(Dataset excerpts)
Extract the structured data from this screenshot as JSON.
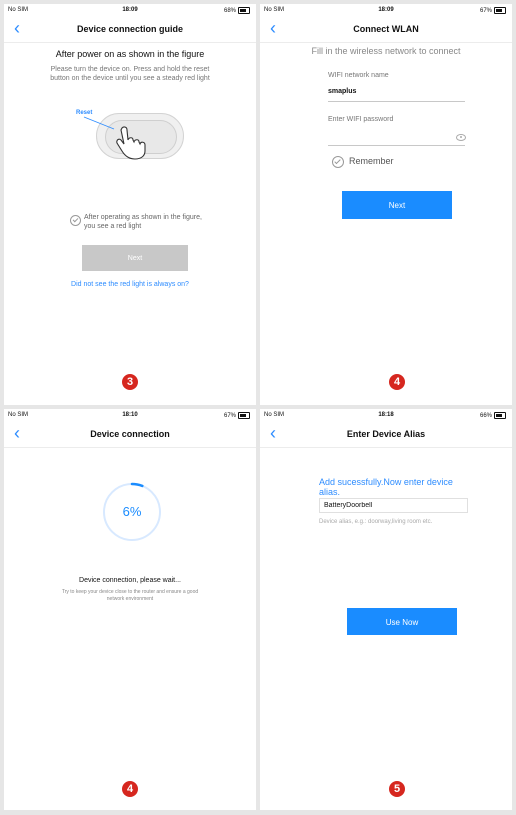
{
  "colors": {
    "accent": "#1a8cff",
    "badge": "#d6271f",
    "disabled": "#c8c8c8"
  },
  "panels": [
    {
      "status": {
        "carrier": "No SIM",
        "time": "18:09",
        "battery": "68%"
      },
      "title": "Device connection guide",
      "back_icon": "chevron-left-icon",
      "heading": "After power on as shown in the figure",
      "description": "Please turn the device on. Press and hold the reset button on the device until you see a steady red light",
      "reset_label": "Reset",
      "confirm_text": "After operating as shown in the figure, you see a red light",
      "next_label": "Next",
      "link_text": "Did not see the red light is always on?",
      "step_number": "3"
    },
    {
      "status": {
        "carrier": "No SIM",
        "time": "18:09",
        "battery": "67%"
      },
      "title": "Connect WLAN",
      "back_icon": "chevron-left-icon",
      "heading": "Fill in the wireless network to connect",
      "wifi_name_label": "WIFI network name",
      "wifi_name_value": "smaplus",
      "password_placeholder": "Enter WIFI password",
      "remember_label": "Remember",
      "next_label": "Next",
      "step_number": "4"
    },
    {
      "status": {
        "carrier": "No SIM",
        "time": "18:10",
        "battery": "67%"
      },
      "title": "Device connection",
      "back_icon": "chevron-left-icon",
      "progress_text": "6%",
      "progress_fraction": 0.06,
      "status_title": "Device connection, please wait...",
      "status_desc": "Try to keep your device close to the router and ensure a good network environment",
      "step_number": "4"
    },
    {
      "status": {
        "carrier": "No SIM",
        "time": "18:18",
        "battery": "66%"
      },
      "title": "Enter Device Alias",
      "back_icon": "chevron-left-icon",
      "heading": "Add sucessfully.Now enter device alias.",
      "alias_value": "BatteryDoorbell",
      "alias_hint": "Device alias, e.g.: doorway,living room etc.",
      "button_label": "Use Now",
      "step_number": "5"
    }
  ]
}
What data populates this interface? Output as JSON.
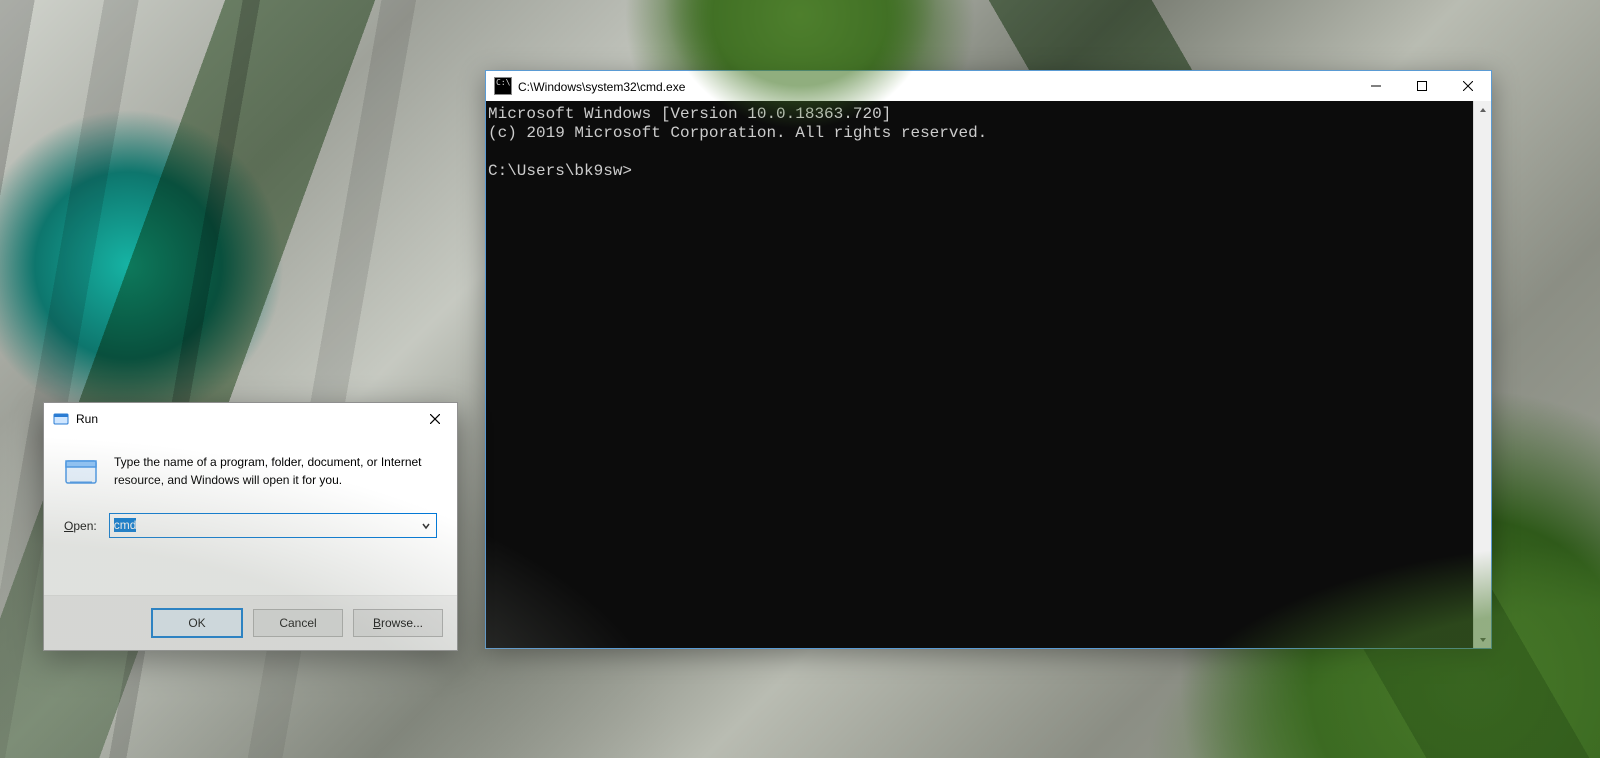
{
  "cmd": {
    "title": "C:\\Windows\\system32\\cmd.exe",
    "line1": "Microsoft Windows [Version 10.0.18363.720]",
    "line2": "(c) 2019 Microsoft Corporation. All rights reserved.",
    "prompt": "C:\\Users\\bk9sw>"
  },
  "run": {
    "title": "Run",
    "description": "Type the name of a program, folder, document, or Internet resource, and Windows will open it for you.",
    "open_letter": "O",
    "open_rest": "pen:",
    "input_value": "cmd",
    "ok": "OK",
    "cancel": "Cancel",
    "browse_letter": "B",
    "browse_rest": "rowse..."
  }
}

◆ **Exercise prompt**
Isolate each line of the listing above that includes "heading". Copy it.

◆ **Full output**
      "heading": "After power on as shown in the figure",
      "heading": "Fill in the wireless network to connect",
      "heading": "Add sucessfully.Now enter device alias.",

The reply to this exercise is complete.